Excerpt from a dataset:

..........

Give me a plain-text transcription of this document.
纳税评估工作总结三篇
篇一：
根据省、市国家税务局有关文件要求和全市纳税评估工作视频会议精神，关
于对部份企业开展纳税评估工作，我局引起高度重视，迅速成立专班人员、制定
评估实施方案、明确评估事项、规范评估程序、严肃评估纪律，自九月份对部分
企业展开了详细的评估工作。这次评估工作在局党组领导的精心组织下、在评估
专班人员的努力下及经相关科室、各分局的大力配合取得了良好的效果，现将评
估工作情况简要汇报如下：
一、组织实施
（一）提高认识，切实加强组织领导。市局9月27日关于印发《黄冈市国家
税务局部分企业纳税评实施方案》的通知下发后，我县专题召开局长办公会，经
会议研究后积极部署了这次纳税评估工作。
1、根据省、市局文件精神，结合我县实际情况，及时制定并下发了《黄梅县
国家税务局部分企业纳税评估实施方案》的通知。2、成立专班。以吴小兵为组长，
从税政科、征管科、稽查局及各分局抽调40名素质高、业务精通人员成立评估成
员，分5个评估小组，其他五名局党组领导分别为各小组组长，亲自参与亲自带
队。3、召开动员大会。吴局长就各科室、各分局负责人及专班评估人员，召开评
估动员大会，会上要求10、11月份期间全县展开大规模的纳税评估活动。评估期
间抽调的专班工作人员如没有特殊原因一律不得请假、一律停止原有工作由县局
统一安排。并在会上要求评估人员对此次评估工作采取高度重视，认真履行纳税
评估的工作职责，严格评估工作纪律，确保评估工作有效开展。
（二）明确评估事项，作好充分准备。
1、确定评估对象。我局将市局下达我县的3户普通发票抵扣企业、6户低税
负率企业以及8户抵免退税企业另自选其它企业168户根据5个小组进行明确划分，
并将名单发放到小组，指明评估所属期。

..........

● BRIEF
Select all lines in the listing above where the word "明确评估事项" appears, and show them.

● EXPECTED ANSWER
评估实施方案、明确评估事项、规范评估程序、严肃评估纪律，自九月份对部分
（二）明确评估事项，作好充分准备。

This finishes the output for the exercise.